Copy each line of the records that contains the word "true".

Records
────────────────
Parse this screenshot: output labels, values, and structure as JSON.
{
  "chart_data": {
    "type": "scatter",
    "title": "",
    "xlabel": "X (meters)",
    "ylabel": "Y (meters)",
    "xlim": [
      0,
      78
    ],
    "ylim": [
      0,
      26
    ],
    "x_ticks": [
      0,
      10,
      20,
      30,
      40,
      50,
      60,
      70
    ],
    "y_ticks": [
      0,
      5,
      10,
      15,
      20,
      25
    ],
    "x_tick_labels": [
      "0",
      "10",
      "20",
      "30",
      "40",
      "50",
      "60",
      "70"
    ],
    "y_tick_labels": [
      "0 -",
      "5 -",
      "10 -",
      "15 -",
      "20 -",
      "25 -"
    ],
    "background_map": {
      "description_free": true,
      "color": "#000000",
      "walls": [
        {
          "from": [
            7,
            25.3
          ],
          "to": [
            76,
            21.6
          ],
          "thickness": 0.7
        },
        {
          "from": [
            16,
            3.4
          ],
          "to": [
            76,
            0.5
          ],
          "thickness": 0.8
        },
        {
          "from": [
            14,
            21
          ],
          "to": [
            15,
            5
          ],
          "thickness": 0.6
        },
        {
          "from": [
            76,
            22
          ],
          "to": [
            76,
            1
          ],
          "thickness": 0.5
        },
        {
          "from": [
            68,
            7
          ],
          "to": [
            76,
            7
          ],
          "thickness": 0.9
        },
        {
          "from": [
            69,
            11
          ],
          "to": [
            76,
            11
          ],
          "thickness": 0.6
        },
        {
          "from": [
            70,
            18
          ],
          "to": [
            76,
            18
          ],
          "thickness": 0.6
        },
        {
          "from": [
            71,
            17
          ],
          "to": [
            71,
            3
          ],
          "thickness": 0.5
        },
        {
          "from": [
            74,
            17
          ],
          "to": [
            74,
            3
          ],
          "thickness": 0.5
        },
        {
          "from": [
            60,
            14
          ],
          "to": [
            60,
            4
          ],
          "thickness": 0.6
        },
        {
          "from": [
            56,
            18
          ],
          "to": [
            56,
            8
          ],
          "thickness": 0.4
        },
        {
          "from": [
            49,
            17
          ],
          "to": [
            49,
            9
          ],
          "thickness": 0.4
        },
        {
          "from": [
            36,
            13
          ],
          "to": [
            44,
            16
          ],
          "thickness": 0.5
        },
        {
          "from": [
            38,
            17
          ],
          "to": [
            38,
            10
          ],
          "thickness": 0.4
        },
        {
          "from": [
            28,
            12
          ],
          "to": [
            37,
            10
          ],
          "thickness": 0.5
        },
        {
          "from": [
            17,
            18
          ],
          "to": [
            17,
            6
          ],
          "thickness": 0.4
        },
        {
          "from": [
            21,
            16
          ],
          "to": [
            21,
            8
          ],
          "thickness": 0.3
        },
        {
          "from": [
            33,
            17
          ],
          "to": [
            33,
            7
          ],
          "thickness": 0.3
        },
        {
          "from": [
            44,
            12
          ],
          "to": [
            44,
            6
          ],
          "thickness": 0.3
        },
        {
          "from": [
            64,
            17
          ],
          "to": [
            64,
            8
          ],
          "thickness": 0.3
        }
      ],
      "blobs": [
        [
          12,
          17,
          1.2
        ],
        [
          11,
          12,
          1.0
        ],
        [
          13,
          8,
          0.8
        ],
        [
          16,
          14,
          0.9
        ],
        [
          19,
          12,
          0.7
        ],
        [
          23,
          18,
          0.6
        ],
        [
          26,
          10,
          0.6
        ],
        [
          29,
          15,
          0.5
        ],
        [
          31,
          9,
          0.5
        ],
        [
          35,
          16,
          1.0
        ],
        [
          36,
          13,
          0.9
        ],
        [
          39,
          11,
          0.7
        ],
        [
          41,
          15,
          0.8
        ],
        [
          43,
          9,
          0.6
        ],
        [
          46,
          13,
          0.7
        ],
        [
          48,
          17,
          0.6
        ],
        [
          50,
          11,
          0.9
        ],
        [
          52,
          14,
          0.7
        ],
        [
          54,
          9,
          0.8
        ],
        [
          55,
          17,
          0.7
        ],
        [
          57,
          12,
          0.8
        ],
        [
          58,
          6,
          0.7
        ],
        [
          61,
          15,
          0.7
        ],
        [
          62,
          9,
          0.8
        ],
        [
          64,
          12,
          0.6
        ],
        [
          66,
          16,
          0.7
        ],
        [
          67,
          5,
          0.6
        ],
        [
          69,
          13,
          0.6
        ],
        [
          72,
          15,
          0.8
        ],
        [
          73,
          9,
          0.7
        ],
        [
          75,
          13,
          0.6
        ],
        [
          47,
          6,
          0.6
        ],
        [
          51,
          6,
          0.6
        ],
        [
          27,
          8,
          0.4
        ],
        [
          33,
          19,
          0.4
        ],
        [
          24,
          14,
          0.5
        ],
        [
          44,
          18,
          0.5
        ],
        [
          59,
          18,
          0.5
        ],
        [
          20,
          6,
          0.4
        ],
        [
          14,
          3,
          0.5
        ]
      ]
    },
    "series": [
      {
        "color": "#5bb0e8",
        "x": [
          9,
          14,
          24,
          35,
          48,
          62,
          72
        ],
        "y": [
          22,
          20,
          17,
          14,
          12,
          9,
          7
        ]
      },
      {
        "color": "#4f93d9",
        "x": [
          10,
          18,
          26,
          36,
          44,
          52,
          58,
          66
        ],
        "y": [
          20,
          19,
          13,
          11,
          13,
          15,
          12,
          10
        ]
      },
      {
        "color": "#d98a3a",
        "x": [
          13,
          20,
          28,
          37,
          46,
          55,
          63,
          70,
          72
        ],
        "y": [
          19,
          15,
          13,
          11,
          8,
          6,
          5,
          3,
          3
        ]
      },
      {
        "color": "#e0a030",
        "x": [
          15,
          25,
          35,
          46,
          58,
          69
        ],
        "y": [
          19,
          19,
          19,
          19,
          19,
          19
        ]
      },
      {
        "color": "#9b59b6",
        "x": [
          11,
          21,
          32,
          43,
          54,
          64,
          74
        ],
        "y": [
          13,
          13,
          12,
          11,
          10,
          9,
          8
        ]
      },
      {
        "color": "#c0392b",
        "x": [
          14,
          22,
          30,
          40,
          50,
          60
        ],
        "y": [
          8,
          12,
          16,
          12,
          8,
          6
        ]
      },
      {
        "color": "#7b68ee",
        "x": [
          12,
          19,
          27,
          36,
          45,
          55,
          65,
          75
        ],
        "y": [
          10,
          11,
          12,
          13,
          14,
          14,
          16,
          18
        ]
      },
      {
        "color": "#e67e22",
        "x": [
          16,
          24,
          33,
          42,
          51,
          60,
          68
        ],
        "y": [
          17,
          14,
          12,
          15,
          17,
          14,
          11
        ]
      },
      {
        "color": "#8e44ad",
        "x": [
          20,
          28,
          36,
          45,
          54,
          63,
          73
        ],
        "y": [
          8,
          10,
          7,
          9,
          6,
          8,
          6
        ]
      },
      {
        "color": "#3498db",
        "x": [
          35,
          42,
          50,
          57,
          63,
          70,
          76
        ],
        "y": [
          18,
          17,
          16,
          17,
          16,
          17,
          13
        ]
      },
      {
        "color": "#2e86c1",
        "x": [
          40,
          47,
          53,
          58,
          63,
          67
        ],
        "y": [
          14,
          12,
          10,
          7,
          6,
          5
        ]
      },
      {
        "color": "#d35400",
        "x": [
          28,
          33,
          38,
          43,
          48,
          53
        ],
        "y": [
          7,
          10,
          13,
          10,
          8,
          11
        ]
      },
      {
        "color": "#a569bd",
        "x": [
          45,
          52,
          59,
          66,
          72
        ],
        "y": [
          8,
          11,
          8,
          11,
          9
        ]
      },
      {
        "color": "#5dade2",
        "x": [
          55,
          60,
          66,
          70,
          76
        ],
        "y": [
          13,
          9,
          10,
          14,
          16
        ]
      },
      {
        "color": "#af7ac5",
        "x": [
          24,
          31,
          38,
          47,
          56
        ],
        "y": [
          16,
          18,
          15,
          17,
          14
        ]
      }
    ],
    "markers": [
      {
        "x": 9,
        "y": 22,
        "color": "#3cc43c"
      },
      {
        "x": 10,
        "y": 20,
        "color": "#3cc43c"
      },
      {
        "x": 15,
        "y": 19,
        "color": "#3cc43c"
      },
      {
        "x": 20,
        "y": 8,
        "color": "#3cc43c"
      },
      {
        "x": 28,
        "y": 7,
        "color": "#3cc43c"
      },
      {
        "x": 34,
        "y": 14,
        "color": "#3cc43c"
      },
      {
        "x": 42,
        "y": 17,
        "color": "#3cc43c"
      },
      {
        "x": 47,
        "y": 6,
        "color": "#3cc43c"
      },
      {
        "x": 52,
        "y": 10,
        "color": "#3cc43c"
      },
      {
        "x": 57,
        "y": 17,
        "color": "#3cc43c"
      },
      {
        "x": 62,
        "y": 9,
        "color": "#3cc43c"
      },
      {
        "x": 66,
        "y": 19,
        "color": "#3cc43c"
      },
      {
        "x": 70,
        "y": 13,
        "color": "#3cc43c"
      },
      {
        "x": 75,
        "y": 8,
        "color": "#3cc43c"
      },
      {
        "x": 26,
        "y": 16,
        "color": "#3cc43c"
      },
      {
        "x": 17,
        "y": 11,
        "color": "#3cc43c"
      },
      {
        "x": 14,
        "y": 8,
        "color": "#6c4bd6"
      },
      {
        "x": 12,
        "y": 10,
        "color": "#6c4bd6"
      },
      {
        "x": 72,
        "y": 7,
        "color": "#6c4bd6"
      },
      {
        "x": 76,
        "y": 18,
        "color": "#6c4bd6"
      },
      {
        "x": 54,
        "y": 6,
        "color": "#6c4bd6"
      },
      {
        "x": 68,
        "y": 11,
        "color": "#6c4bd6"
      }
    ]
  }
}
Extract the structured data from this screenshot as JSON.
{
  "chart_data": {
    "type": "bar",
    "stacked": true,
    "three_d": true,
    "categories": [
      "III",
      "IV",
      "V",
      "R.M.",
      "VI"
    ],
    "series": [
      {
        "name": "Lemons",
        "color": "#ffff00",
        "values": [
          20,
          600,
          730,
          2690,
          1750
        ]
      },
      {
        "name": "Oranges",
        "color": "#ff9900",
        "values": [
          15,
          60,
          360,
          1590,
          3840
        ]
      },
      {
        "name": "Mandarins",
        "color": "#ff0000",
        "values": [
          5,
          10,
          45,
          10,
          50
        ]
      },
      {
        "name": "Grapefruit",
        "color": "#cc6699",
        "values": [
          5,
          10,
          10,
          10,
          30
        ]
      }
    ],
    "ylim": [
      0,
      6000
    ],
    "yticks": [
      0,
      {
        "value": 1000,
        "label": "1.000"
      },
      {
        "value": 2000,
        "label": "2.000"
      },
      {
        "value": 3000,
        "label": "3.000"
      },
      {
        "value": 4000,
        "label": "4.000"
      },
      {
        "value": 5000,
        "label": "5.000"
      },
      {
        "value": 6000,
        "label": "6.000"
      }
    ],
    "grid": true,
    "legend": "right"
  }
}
────────────────
* TASK SOLUTION:
      "description_free": true,
    "stacked": true,
    "three_d": true,
    "grid": true,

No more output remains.